Directions for this task:
Write the records below out in full, character for character, with no pictures.

Information shown:
================================

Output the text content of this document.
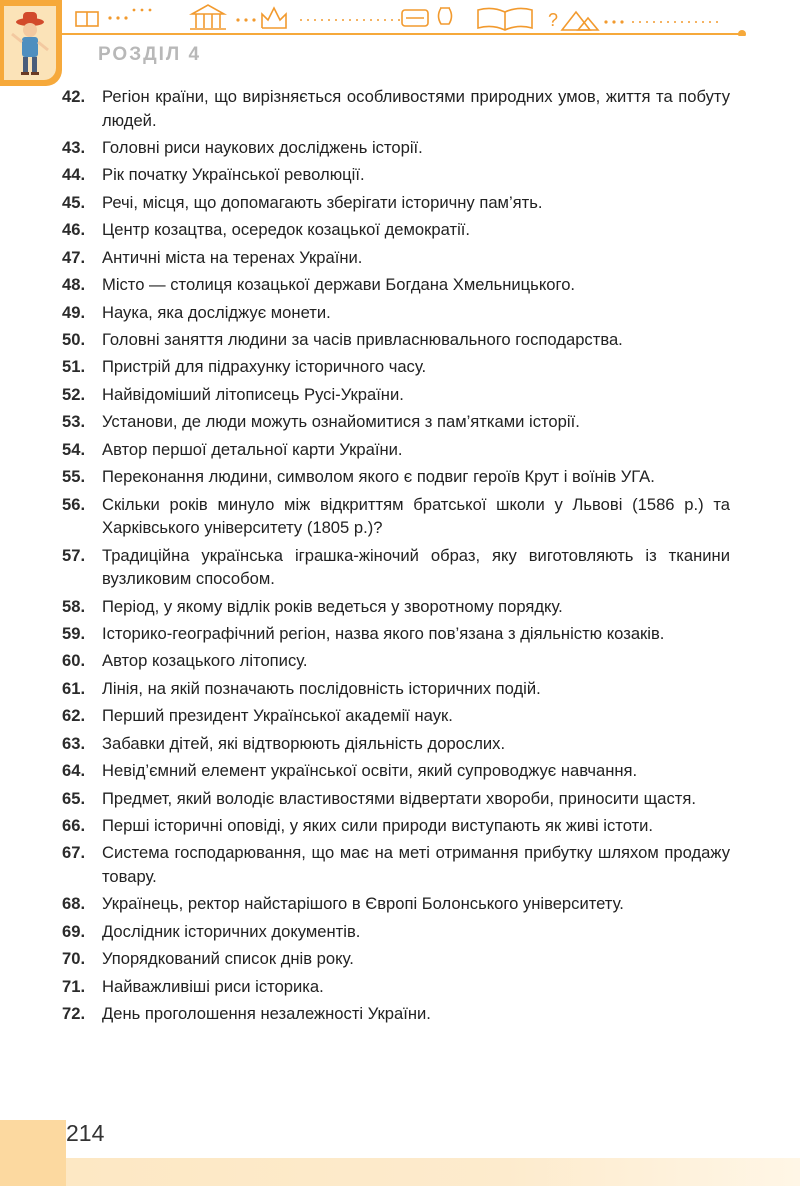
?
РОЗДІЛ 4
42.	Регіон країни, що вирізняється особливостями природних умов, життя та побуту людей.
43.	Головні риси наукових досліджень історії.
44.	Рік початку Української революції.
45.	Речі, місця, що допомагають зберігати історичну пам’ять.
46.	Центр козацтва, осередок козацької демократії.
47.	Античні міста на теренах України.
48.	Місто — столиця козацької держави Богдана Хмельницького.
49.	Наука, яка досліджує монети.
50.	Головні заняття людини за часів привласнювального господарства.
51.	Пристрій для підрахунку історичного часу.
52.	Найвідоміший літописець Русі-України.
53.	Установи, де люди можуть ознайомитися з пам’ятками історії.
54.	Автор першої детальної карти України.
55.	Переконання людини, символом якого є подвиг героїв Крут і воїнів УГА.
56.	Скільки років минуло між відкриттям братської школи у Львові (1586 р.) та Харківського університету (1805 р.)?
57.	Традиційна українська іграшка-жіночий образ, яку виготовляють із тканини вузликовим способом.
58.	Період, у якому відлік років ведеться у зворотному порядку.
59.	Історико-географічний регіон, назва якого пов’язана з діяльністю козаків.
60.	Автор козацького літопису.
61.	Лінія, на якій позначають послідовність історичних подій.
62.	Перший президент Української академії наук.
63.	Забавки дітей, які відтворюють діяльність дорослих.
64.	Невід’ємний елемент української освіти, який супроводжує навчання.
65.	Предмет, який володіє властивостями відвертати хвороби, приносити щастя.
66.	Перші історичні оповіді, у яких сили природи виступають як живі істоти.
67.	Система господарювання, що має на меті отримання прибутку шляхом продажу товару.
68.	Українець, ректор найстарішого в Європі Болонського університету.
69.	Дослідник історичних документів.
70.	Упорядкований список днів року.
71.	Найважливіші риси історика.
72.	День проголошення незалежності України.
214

================================

Output for this exercise:
Output the text content of this document.
?
РОЗДІЛ 4
42.	Регіон країни, що вирізняється особливостями природних умов, життя та побуту людей.
43.	Головні риси наукових досліджень історії.
44.	Рік початку Української революції.
45.	Речі, місця, що допомагають зберігати історичну пам’ять.
46.	Центр козацтва, осередок козацької демократії.
47.	Античні міста на теренах України.
48.	Місто — столиця козацької держави Богдана Хмельницького.
49.	Наука, яка досліджує монети.
50.	Головні заняття людини за часів привласнювального господарства.
51.	Пристрій для підрахунку історичного часу.
52.	Найвідоміший літописець Русі-України.
53.	Установи, де люди можуть ознайомитися з пам’ятками історії.
54.	Автор першої детальної карти України.
55.	Переконання людини, символом якого є подвиг героїв Крут і воїнів УГА.
56.	Скільки років минуло між відкриттям братської школи у Львові (1586 р.) та Харківського університету (1805 р.)?
57.	Традиційна українська іграшка-жіночий образ, яку виготовляють із тканини вузликовим способом.
58.	Період, у якому відлік років ведеться у зворотному порядку.
59.	Історико-географічний регіон, назва якого пов’язана з діяльністю козаків.
60.	Автор козацького літопису.
61.	Лінія, на якій позначають послідовність історичних подій.
62.	Перший президент Української академії наук.
63.	Забавки дітей, які відтворюють діяльність дорослих.
64.	Невід’ємний елемент української освіти, який супроводжує навчання.
65.	Предмет, який володіє властивостями відвертати хвороби, приносити щастя.
66.	Перші історичні оповіді, у яких сили природи виступають як живі істоти.
67.	Система господарювання, що має на меті отримання прибутку шляхом продажу товару.
68.	Українець, ректор найстарішого в Європі Болонського університету.
69.	Дослідник історичних документів.
70.	Упорядкований список днів року.
71.	Найважливіші риси історика.
72.	День проголошення незалежності України.
214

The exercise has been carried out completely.